Records from a data source:
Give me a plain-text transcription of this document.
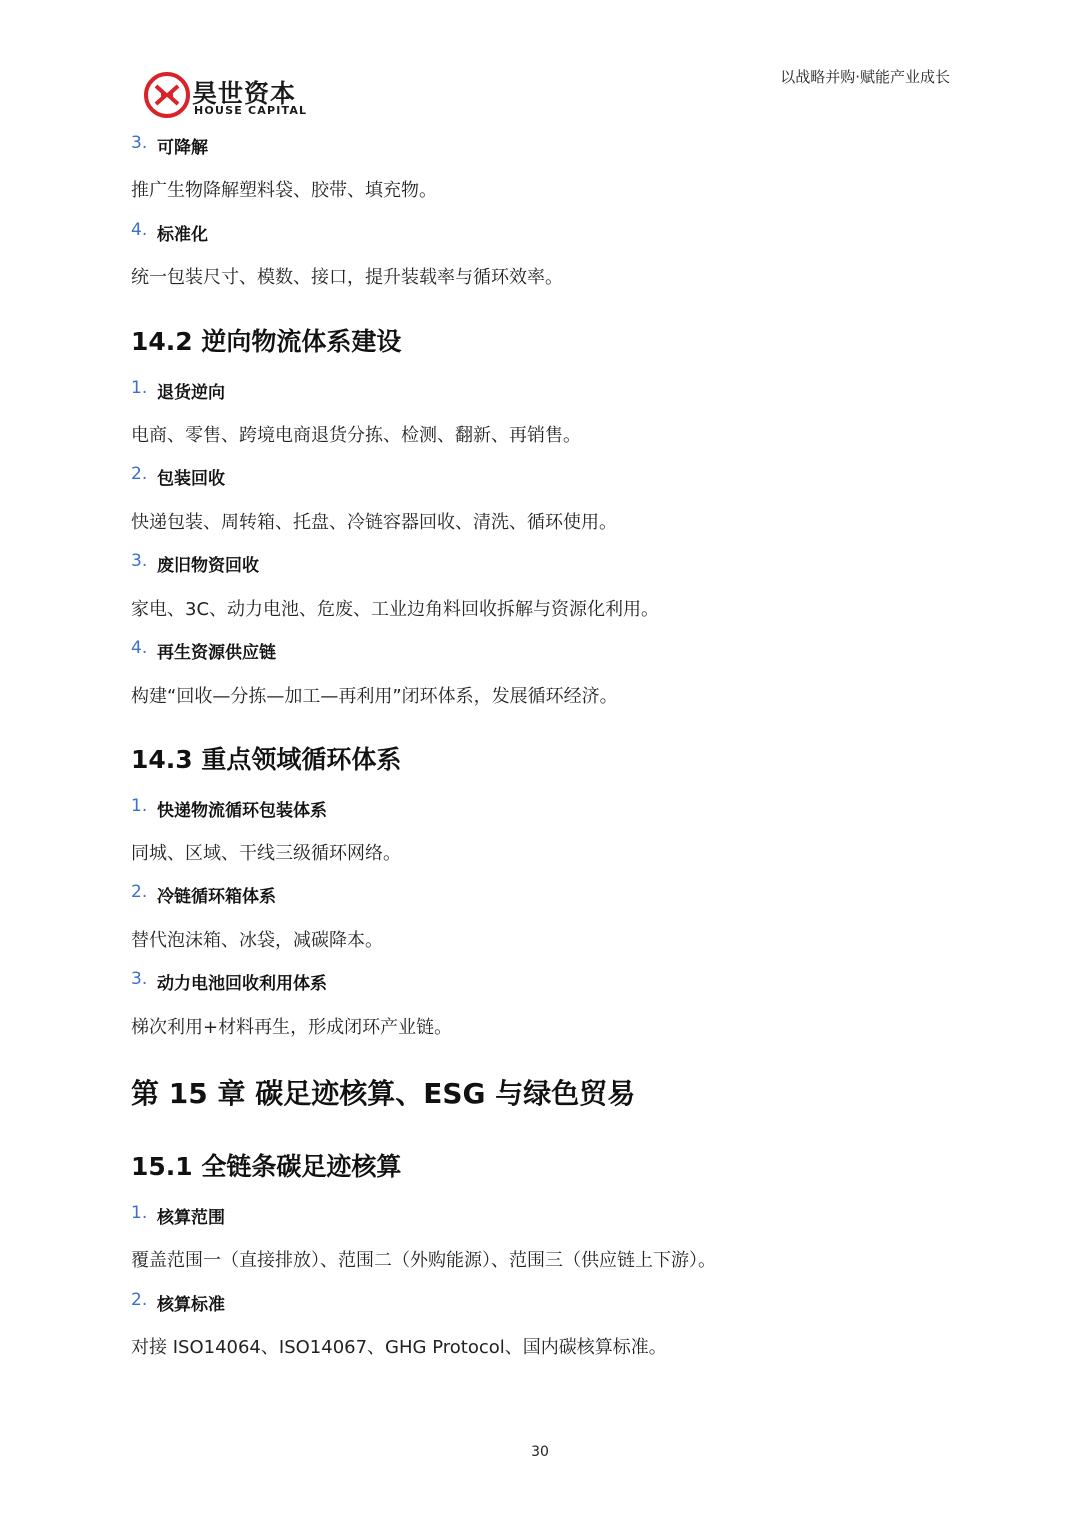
昊世资本
HOUSE CAPITAL
以战略并购·赋能产业成长
3. 可降解
推广生物降解塑料袋、胶带、填充物。
4. 标准化
统一包装尺寸、模数、接口，提升装载率与循环效率。
14.2 逆向物流体系建设
1. 退货逆向
电商、零售、跨境电商退货分拣、检测、翻新、再销售。
2. 包装回收
快递包装、周转箱、托盘、冷链容器回收、清洗、循环使用。
3. 废旧物资回收
家电、3C、动力电池、危废、工业边角料回收拆解与资源化利用。
4. 再生资源供应链
构建“回收—分拣—加工—再利用”闭环体系，发展循环经济。
14.3 重点领域循环体系
1. 快递物流循环包装体系
同城、区域、干线三级循环网络。
2. 冷链循环箱体系
替代泡沫箱、冰袋，减碳降本。
3. 动力电池回收利用体系
梯次利用+材料再生，形成闭环产业链。
第 15 章 碳足迹核算、ESG 与绿色贸易
15.1 全链条碳足迹核算
1. 核算范围
覆盖范围一（直接排放）、范围二（外购能源）、范围三（供应链上下游）。
2. 核算标准
对接 ISO14064、ISO14067、GHG Protocol、国内碳核算标准。
30
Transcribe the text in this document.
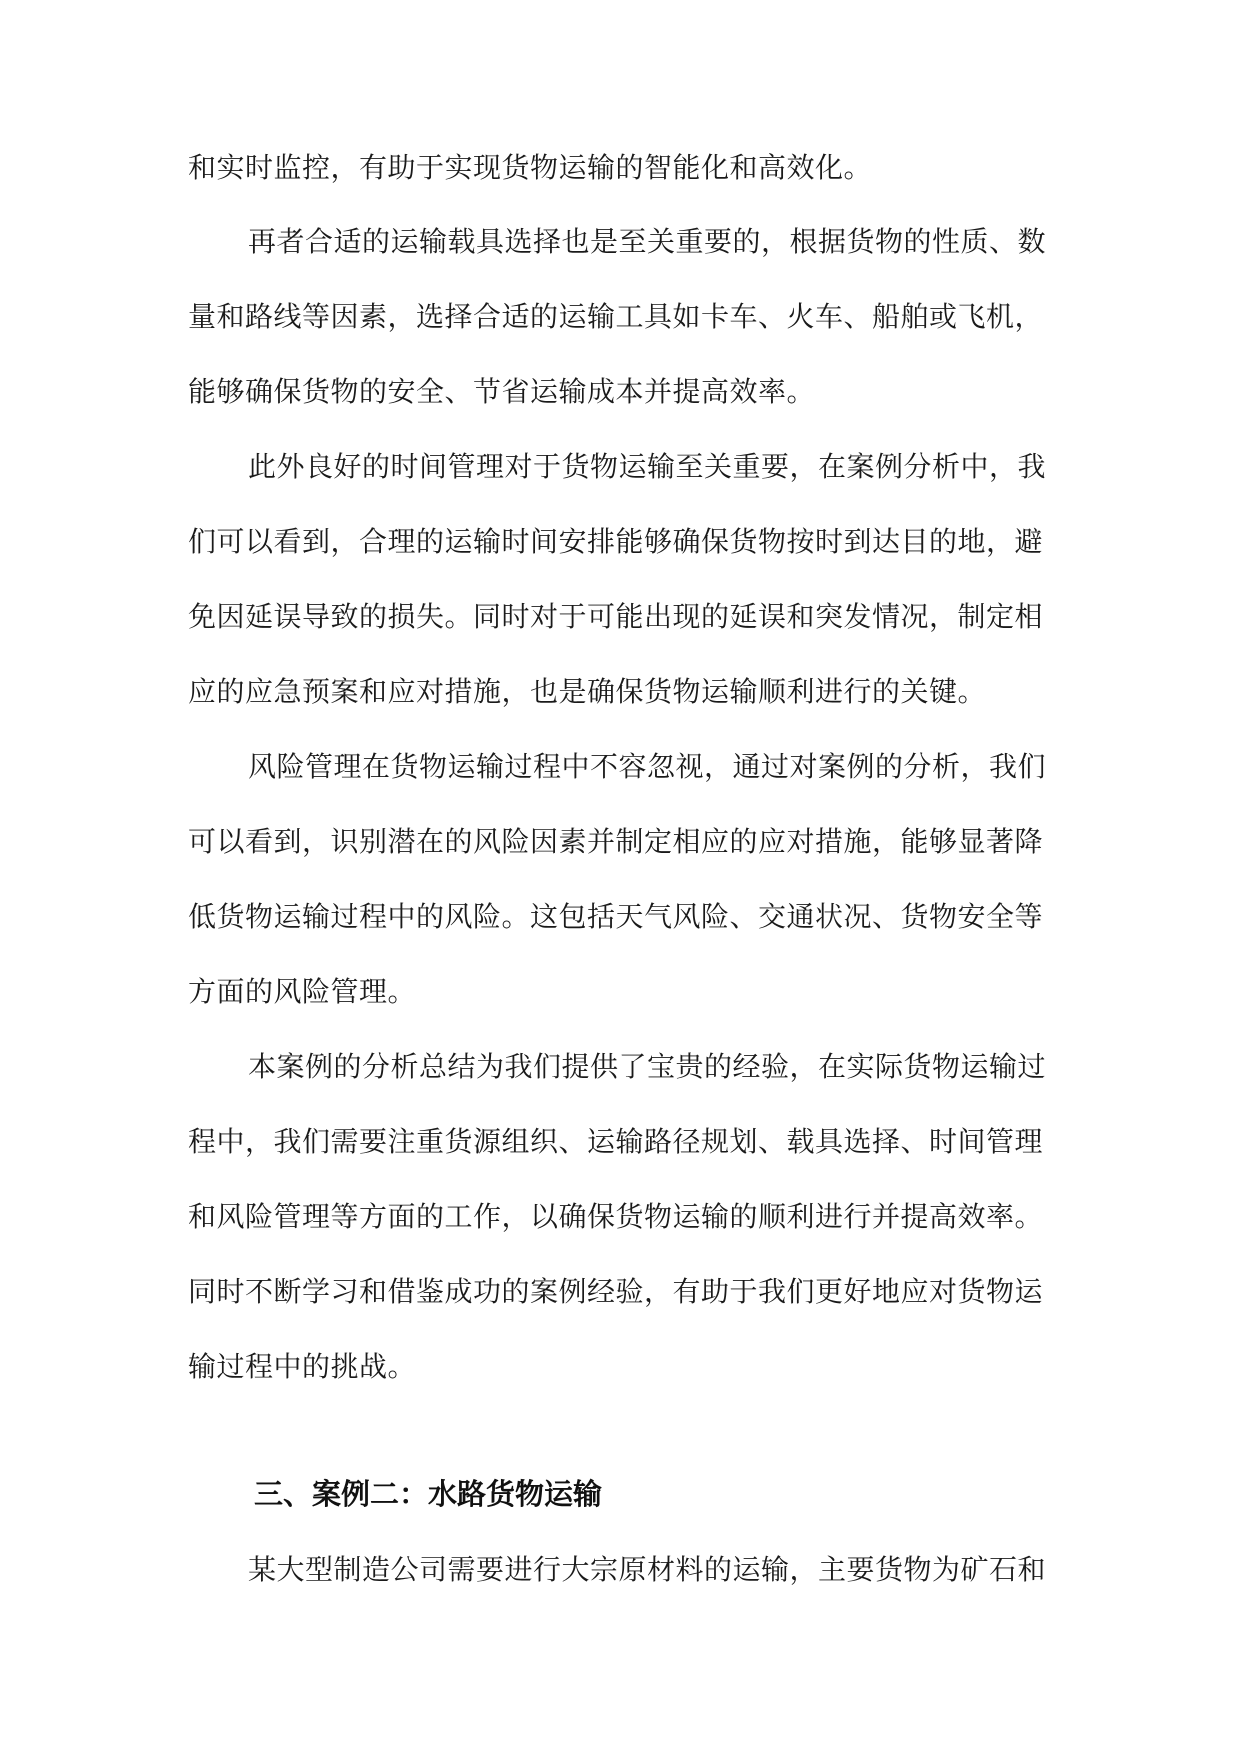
和实时监控，有助于实现货物运输的智能化和高效化。
再者合适的运输载具选择也是至关重要的，根据货物的性质、数
量和路线等因素，选择合适的运输工具如卡车、火车、船舶或飞机，
能够确保货物的安全、节省运输成本并提高效率。
此外良好的时间管理对于货物运输至关重要，在案例分析中，我
们可以看到，合理的运输时间安排能够确保货物按时到达目的地，避
免因延误导致的损失。同时对于可能出现的延误和突发情况，制定相
应的应急预案和应对措施，也是确保货物运输顺利进行的关键。
风险管理在货物运输过程中不容忽视，通过对案例的分析，我们
可以看到，识别潜在的风险因素并制定相应的应对措施，能够显著降
低货物运输过程中的风险。这包括天气风险、交通状况、货物安全等
方面的风险管理。
本案例的分析总结为我们提供了宝贵的经验，在实际货物运输过
程中，我们需要注重货源组织、运输路径规划、载具选择、时间管理
和风险管理等方面的工作，以确保货物运输的顺利进行并提高效率。
同时不断学习和借鉴成功的案例经验，有助于我们更好地应对货物运
输过程中的挑战。
某大型制造公司需要进行大宗原材料的运输，主要货物为矿石和
三、案例二：水路货物运输
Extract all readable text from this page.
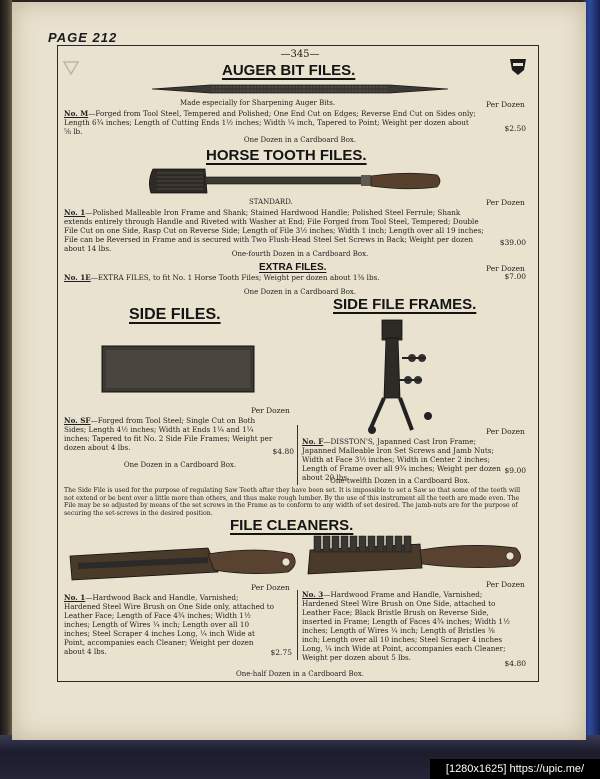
PAGE 212
—345—
AUGER BIT FILES.
Made especially for Sharpening Auger Bits.	Per Dozen
No. M—Forged from Tool Steel, Tempered and Polished; One End Cut on Edges; Reverse End Cut on Sides only; Length 6¾ inches; Length of Cutting Ends 1½ inches; Width ¼ inch, Tapered to Point; Weight per dozen about ⅝ lb.	$2.50
One Dozen in a Cardboard Box.
HORSE TOOTH FILES.
STANDARD.	Per Dozen
No. 1—Polished Malleable Iron Frame and Shank; Stained Hardwood Handle; Polished Steel Ferrule; Shank extends entirely through Handle and Riveted with Washer at End; File Forged from Tool Steel, Tempered; Double File Cut on one Side, Rasp Cut on Reverse Side; Length of File 3½ inches; Width 1 inch; Length over all 19 inches; File can be Reversed in Frame and is secured with Two Flush-Head Steel Set Screws in Back; Weight per dozen about 14 lbs.
$39.00
One-fourth Dozen in a Cardboard Box.
EXTRA FILES.	Per Dozen
No. 1E—EXTRA FILES, to fit No. 1 Horse Tooth Files; Weight per dozen about 1⅜ lbs.	$7.00
One Dozen in a Cardboard Box.
SIDE FILES.
SIDE FILE FRAMES.
Per Dozen
No. SF—Forged from Tool Steel; Single Cut on Both Sides; Length 4½ inches; Width at Ends 1¼ and 1¼ inches; Tapered to fit No. 2 Side File Frames; Weight per dozen about 4 lbs.	$4.80
One Dozen in a Cardboard Box.
Per Dozen
No. F—DISSTON'S, Japanned Cast Iron Frame; Japanned Malleable Iron Set Screws and Jamb Nuts; Width at Face 3½ inches; Width in Center 2 inches; Length of Frame over all 9¾ inches; Weight per dozen about 20 lbs.
$9.00
One-twelfth Dozen in a Cardboard Box.
The Side File is used for the purpose of regulating Saw Teeth after they have been set. It is impossible to set a Saw so that some of the teeth will not extend or be bent over a little more than others, and thus make rough lumber. By the use of this instrument all the teeth are made even. The File may be so adjusted by means of the set screws in the Frame as to conform to any width of set desired. The jamb-nuts are for the purpose of securing the set-screws in the desired position.
FILE CLEANERS.
Per Dozen
No. 1—Hardwood Back and Handle, Varnished; Hardened Steel Wire Brush on One Side only, attached to Leather Face; Length of Face 4¾ inches; Width 1½ inches; Length of Wires ¼ inch; Length over all 10 inches; Steel Scraper 4 inches Long, ¼ inch Wide at Point, accompanies each Cleaner; Weight per dozen about 4 lbs.	$2.75
Per Dozen
No. 3—Hardwood Frame and Handle, Varnished; Hardened Steel Wire Brush on One Side, attached to Leather Face; Black Bristle Brush on Reverse Side, inserted in Frame; Length of Faces 4¾ inches; Width 1½ inches; Length of Wires ¼ inch; Length of Bristles ⅜ inch; Length over all 10 inches; Steel Scraper 4 inches Long, ¼ inch Wide at Point, accompanies each Cleaner; Weight per dozen about 5 lbs.
$4.80
One-half Dozen in a Cardboard Box.
[1280x1625] https://upic.me/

— Given instruction —
From the data above, copy each line that has the string "only".

— Output for this task —
No. M—Forged from Tool Steel, Tempered and Polished; One End Cut on Edges; Reverse End Cut on Sides only; Length 6¾ inches; Length of Cutting Ends 1½ inches; Width ¼ inch, Tapered to Point; Weight per dozen about ⅝ lb.	$2.50
No. 1—Hardwood Back and Handle, Varnished; Hardened Steel Wire Brush on One Side only, attached to Leather Face; Length of Face 4¾ inches; Width 1½ inches; Length of Wires ¼ inch; Length over all 10 inches; Steel Scraper 4 inches Long, ¼ inch Wide at Point, accompanies each Cleaner; Weight per dozen about 4 lbs.	$2.75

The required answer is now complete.